→ What you need to do: Quote all entries in full, exactly.

Data entries for graphics
================
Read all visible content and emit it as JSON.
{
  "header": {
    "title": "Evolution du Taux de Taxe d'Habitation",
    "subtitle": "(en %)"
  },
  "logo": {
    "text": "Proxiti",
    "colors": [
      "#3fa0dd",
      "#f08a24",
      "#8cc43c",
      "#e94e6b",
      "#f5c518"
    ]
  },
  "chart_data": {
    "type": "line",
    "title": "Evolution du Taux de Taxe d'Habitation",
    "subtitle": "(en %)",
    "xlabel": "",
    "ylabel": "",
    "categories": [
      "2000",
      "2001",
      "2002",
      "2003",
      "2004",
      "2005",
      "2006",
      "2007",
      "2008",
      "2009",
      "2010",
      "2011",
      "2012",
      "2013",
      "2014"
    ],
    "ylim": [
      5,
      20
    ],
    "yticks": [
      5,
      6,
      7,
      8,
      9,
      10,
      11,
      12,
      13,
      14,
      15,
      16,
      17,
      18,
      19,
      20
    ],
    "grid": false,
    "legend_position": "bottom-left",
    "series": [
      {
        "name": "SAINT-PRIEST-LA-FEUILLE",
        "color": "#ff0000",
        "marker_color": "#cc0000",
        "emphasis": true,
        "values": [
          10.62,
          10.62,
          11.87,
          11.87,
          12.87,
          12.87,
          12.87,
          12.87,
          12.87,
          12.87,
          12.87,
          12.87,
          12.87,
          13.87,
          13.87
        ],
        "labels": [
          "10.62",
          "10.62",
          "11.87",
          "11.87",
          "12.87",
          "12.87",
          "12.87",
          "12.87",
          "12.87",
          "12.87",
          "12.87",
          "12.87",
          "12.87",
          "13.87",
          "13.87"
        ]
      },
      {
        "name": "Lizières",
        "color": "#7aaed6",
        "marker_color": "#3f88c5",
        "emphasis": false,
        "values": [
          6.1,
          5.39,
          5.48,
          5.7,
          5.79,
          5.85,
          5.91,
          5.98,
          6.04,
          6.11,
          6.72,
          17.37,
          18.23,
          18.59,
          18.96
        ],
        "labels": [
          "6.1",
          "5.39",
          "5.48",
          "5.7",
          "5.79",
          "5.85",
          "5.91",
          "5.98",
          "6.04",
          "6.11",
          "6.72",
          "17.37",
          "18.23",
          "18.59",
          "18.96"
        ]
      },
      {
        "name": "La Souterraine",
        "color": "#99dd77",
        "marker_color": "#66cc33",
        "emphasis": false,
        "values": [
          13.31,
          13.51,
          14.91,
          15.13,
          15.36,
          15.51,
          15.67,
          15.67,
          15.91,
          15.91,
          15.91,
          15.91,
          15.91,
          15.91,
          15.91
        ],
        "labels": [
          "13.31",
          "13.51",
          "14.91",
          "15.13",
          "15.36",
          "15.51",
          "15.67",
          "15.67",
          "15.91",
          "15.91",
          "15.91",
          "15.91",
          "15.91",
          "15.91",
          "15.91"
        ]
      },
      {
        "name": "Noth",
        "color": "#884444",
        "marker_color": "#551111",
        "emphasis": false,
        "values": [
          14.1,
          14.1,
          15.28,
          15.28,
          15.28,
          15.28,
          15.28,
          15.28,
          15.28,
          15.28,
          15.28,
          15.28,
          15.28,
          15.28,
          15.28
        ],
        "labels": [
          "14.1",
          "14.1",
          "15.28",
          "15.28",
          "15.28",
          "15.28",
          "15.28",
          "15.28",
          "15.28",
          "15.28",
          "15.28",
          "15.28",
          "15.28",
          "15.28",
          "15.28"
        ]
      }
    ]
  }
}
================
→ Finished answer:
Read all visible content and emit it as JSON.
{
  "header": {
    "title": "Evolution du Taux de Taxe d'Habitation",
    "subtitle": "(en %)"
  },
  "logo": {
    "text": "Proxiti",
    "colors": [
      "#3fa0dd",
      "#f08a24",
      "#8cc43c",
      "#e94e6b",
      "#f5c518"
    ]
  },
  "chart_data": {
    "type": "line",
    "title": "Evolution du Taux de Taxe d'Habitation",
    "subtitle": "(en %)",
    "xlabel": "",
    "ylabel": "",
    "categories": [
      "2000",
      "2001",
      "2002",
      "2003",
      "2004",
      "2005",
      "2006",
      "2007",
      "2008",
      "2009",
      "2010",
      "2011",
      "2012",
      "2013",
      "2014"
    ],
    "ylim": [
      5,
      20
    ],
    "yticks": [
      5,
      6,
      7,
      8,
      9,
      10,
      11,
      12,
      13,
      14,
      15,
      16,
      17,
      18,
      19,
      20
    ],
    "grid": false,
    "legend_position": "bottom-left",
    "series": [
      {
        "name": "SAINT-PRIEST-LA-FEUILLE",
        "color": "#ff0000",
        "marker_color": "#cc0000",
        "emphasis": true,
        "values": [
          10.62,
          10.62,
          11.87,
          11.87,
          12.87,
          12.87,
          12.87,
          12.87,
          12.87,
          12.87,
          12.87,
          12.87,
          12.87,
          13.87,
          13.87
        ],
        "labels": [
          "10.62",
          "10.62",
          "11.87",
          "11.87",
          "12.87",
          "12.87",
          "12.87",
          "12.87",
          "12.87",
          "12.87",
          "12.87",
          "12.87",
          "12.87",
          "13.87",
          "13.87"
        ]
      },
      {
        "name": "Lizières",
        "color": "#7aaed6",
        "marker_color": "#3f88c5",
        "emphasis": false,
        "values": [
          6.1,
          5.39,
          5.48,
          5.7,
          5.79,
          5.85,
          5.91,
          5.98,
          6.04,
          6.11,
          6.72,
          17.37,
          18.23,
          18.59,
          18.96
        ],
        "labels": [
          "6.1",
          "5.39",
          "5.48",
          "5.7",
          "5.79",
          "5.85",
          "5.91",
          "5.98",
          "6.04",
          "6.11",
          "6.72",
          "17.37",
          "18.23",
          "18.59",
          "18.96"
        ]
      },
      {
        "name": "La Souterraine",
        "color": "#99dd77",
        "marker_color": "#66cc33",
        "emphasis": false,
        "values": [
          13.31,
          13.51,
          14.91,
          15.13,
          15.36,
          15.51,
          15.67,
          15.67,
          15.91,
          15.91,
          15.91,
          15.91,
          15.91,
          15.91,
          15.91
        ],
        "labels": [
          "13.31",
          "13.51",
          "14.91",
          "15.13",
          "15.36",
          "15.51",
          "15.67",
          "15.67",
          "15.91",
          "15.91",
          "15.91",
          "15.91",
          "15.91",
          "15.91",
          "15.91"
        ]
      },
      {
        "name": "Noth",
        "color": "#884444",
        "marker_color": "#551111",
        "emphasis": false,
        "values": [
          14.1,
          14.1,
          15.28,
          15.28,
          15.28,
          15.28,
          15.28,
          15.28,
          15.28,
          15.28,
          15.28,
          15.28,
          15.28,
          15.28,
          15.28
        ],
        "labels": [
          "14.1",
          "14.1",
          "15.28",
          "15.28",
          "15.28",
          "15.28",
          "15.28",
          "15.28",
          "15.28",
          "15.28",
          "15.28",
          "15.28",
          "15.28",
          "15.28",
          "15.28"
        ]
      }
    ]
  }
}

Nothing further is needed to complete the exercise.